*** PASSAGE ***

Arguably Australia’s most celebrated labour focused feature film, Strikebound is a gritty and emotionally powerful film about the 1937 stay-in strike at the private Sunbeam Colliery in the Victorian township of Korumburra. Based on historical characters and events, the film charts the struggle by Korumburra miners to win better pay and conditions in what was one of the most fractured and difficult coal mines in the country.
The film revolves around the two main protagonists, miner Watty Doig, played by Chris Haywood and his wife Anges Doig, played by Carol Burns. Watty, a committed communist, becomes the spokesperson and de facto leader of the sit-in, while his wife Agnes, a local Salvation Army member, becomes a union organizer and establishes the Women’s Auxiliary. Still suffering the lingering effects of the Great Depression, this was the first sit-in at an Australian mine and its success followed the watershed 1934 strike at the nearby Wonthaggi State Coal Mine. Together, these two victories became an inspiration for Australian workers in their struggle to claw back the terrible losses inflicted on the working class during the Great Depression.

*** RAW RECORDS ***

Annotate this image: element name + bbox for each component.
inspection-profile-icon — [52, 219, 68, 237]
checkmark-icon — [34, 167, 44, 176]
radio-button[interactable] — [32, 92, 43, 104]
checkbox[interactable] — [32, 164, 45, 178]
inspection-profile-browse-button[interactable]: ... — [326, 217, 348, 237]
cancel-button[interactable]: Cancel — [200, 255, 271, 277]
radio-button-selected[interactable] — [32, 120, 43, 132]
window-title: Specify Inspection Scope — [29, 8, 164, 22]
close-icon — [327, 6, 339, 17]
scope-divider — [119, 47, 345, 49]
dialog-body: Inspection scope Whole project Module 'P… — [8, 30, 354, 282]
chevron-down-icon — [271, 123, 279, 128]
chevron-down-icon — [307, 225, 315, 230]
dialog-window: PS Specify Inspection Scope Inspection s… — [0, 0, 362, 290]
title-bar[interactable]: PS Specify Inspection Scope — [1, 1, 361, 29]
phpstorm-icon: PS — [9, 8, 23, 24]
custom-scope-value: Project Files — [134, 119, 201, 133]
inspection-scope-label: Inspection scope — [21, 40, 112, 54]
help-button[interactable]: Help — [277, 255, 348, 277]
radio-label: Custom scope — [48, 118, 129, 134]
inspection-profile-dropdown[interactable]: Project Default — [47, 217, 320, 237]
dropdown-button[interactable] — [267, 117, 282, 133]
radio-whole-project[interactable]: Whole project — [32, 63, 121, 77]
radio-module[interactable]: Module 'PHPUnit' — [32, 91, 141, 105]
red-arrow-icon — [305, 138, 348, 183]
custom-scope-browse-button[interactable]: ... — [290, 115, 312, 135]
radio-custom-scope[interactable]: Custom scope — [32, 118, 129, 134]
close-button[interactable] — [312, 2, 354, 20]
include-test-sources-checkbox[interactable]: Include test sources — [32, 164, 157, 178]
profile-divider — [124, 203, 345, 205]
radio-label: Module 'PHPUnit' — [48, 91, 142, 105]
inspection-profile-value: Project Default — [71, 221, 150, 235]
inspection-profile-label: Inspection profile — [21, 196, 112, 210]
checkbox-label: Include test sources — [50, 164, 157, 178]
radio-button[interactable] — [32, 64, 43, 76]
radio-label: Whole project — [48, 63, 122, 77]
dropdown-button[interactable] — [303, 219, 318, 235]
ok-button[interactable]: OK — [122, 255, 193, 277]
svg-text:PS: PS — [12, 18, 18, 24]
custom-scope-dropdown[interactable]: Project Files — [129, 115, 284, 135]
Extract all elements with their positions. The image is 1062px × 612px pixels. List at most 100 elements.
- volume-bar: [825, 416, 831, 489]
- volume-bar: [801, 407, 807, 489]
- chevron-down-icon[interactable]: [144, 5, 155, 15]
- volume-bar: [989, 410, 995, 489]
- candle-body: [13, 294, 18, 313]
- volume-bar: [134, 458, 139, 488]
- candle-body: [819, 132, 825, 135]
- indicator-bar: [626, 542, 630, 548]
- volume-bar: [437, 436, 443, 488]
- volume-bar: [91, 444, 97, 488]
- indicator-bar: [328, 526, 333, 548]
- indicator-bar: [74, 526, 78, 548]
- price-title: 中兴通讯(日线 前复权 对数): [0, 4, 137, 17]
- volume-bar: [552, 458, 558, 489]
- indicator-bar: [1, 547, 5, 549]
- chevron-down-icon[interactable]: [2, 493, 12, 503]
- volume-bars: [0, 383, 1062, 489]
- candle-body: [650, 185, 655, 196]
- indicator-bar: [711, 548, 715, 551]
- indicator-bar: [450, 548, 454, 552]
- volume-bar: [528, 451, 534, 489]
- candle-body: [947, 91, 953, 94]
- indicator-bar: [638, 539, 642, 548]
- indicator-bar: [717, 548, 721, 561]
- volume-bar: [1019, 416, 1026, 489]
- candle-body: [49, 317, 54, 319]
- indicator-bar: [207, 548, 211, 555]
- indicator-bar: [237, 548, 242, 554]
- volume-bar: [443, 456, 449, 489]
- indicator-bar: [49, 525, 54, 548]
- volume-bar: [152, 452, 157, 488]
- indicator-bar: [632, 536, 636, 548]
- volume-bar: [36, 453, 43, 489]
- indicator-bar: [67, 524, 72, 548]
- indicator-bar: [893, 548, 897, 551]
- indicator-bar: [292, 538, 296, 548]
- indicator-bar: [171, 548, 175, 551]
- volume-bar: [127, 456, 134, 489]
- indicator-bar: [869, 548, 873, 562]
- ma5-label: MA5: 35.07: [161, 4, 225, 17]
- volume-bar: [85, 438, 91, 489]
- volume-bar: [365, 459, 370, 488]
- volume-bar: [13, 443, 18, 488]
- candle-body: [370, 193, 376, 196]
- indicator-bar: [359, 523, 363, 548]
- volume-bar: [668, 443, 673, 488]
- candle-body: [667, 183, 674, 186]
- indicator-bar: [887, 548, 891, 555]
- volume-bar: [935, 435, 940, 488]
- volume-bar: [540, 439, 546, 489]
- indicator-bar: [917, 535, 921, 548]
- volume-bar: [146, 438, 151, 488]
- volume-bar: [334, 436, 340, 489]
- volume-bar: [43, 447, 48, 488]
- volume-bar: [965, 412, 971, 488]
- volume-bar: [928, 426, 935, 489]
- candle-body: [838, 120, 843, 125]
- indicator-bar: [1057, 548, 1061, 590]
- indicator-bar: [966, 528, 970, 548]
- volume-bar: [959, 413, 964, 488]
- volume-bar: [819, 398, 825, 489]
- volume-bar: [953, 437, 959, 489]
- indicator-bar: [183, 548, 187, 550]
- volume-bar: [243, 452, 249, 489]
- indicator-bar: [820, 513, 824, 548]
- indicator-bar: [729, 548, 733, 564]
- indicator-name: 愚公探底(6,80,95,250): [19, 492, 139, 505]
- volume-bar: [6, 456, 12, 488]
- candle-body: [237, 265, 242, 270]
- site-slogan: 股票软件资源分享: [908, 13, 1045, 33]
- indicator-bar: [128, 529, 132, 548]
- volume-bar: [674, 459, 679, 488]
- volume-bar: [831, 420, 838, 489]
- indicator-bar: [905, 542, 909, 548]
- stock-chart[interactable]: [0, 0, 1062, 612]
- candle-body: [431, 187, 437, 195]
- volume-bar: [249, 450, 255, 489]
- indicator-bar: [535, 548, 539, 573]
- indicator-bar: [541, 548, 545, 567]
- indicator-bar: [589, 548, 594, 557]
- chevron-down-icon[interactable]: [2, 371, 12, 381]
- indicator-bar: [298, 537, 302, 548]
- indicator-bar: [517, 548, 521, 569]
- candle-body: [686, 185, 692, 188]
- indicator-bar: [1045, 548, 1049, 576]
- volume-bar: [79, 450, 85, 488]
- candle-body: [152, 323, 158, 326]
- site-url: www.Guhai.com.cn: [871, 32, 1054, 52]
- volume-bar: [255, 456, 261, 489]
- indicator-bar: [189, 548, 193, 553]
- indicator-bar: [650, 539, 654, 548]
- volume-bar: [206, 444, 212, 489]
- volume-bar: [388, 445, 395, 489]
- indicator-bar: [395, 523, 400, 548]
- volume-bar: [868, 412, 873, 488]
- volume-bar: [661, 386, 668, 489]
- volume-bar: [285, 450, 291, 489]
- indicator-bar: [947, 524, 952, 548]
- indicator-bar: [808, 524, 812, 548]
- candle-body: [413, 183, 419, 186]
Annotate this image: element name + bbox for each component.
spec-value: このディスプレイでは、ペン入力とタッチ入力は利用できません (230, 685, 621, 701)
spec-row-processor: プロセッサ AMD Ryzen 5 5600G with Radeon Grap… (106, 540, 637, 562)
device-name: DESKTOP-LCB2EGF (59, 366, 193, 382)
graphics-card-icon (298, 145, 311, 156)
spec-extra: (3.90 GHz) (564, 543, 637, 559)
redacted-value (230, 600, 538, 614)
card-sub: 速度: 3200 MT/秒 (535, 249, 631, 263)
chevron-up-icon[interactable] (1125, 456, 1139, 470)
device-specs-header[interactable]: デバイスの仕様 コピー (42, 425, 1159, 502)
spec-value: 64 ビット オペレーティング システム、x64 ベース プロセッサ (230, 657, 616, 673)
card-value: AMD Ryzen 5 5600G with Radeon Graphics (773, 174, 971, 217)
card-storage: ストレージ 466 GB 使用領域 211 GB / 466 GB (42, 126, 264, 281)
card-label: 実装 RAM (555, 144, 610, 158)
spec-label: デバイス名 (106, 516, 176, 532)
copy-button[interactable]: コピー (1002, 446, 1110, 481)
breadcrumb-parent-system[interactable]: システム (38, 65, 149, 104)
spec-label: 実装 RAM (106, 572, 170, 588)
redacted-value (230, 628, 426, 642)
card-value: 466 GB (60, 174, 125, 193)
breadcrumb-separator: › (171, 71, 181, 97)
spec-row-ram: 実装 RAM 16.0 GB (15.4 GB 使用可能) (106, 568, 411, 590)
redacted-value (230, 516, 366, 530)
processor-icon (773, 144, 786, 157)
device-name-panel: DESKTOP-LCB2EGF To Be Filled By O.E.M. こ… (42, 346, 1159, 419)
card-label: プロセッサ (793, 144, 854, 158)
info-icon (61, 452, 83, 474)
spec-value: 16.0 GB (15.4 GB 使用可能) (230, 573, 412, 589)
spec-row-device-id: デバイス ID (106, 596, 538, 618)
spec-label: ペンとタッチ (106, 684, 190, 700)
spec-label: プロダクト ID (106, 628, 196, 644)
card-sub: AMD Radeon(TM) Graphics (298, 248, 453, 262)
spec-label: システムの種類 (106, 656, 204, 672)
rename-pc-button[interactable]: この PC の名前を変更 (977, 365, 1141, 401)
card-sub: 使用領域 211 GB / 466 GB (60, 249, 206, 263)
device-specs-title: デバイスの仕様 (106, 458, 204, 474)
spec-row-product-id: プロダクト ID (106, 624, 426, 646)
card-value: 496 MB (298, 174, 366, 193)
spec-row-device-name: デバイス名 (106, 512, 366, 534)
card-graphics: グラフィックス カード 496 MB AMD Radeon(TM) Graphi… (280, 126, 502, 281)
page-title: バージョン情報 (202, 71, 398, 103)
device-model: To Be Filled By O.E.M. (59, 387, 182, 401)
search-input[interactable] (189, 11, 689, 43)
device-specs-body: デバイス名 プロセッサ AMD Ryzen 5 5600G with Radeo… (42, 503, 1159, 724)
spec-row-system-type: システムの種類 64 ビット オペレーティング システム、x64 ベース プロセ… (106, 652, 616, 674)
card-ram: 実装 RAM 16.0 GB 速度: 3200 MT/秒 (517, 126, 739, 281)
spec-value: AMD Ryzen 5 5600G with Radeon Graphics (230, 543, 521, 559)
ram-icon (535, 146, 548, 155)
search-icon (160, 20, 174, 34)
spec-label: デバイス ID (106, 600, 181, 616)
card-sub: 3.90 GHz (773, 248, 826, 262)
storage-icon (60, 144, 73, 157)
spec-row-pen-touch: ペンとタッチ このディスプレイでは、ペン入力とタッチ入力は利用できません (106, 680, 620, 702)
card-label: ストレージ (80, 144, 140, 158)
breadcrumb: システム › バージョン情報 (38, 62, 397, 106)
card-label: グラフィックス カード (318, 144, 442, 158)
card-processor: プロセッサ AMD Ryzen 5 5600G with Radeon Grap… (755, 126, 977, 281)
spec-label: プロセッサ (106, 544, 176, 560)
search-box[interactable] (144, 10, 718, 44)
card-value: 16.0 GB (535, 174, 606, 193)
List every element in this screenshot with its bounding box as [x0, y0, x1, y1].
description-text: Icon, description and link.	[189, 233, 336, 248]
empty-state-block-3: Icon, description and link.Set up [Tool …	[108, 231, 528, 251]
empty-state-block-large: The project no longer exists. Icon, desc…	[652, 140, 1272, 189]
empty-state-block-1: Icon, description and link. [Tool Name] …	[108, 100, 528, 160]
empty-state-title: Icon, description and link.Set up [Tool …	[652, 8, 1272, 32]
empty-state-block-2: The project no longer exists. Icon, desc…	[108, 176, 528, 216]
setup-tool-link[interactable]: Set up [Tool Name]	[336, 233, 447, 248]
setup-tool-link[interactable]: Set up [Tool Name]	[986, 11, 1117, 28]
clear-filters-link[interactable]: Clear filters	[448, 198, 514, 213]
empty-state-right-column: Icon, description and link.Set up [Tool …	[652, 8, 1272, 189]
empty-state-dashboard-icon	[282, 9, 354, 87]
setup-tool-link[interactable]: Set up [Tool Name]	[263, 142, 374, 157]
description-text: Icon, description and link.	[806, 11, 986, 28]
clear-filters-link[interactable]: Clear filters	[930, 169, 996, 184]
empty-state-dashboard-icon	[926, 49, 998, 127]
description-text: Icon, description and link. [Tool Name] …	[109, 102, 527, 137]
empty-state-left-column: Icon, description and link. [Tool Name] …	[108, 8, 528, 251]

***

WORK TO DO:
1 > List every mine and organization named in the Strikebound passage.
2 > Duplicate part of the Strikebound passage word for word. Begin at the words "The film revolves" and stop after "the Great Depression.".
3 > Go on with the passage about the film Strikebound, picking up after its last sentence.

TASK RESPONSES:
1 > Sunbeam Colliery, Salvation Army, Women's Auxiliary, Wonthaggi State Coal Mine

2 >
The film revolves around the two main protagonists, miner Watty Doig, played by Chris Haywood and his wife Anges Doig, played by Carol Burns. Watty, a committed communist, becomes the spokesperson and de facto leader of the sit-in, while his wife Agnes, a local Salvation Army member, becomes a union organizer and establishes the Women’s Auxiliary. Still suffering the lingering effects of the Great Depression, this was the first sit-in at an Australian mine and its success followed the watershed 1934 strike at the nearby Wonthaggi State Coal Mine. Together, these two victories became an inspiration for Australian workers in their struggle to claw back the terrible losses inflicted on the working class during the Great Depression.

3 >
The film has a deep authenticity about it, a rawness and honesty that underscores the deep humanity and dignity of coal miners and their staunch communities. The realist aesthetic of the film is highlighted by the opening scene of the narrative, which is shot in a real coal mine in what is now the Eastern Area Tourist Mine in Wonthaggi. The closed and flooded mine was re-opened by retired local miners over a period of many months and imbues the film with an authenticity and commitment to realism that continues throughout the film.
The film’s social realist documentary style is underscored by the opening and closing scenes in which an interview with the real Watty and Agnes Doig permeates the film with grassroots activism and a call to arms when Agnes states: “I’m proud to be a member of the working class. They’ve done heroic things and they’ll do more heroic things.”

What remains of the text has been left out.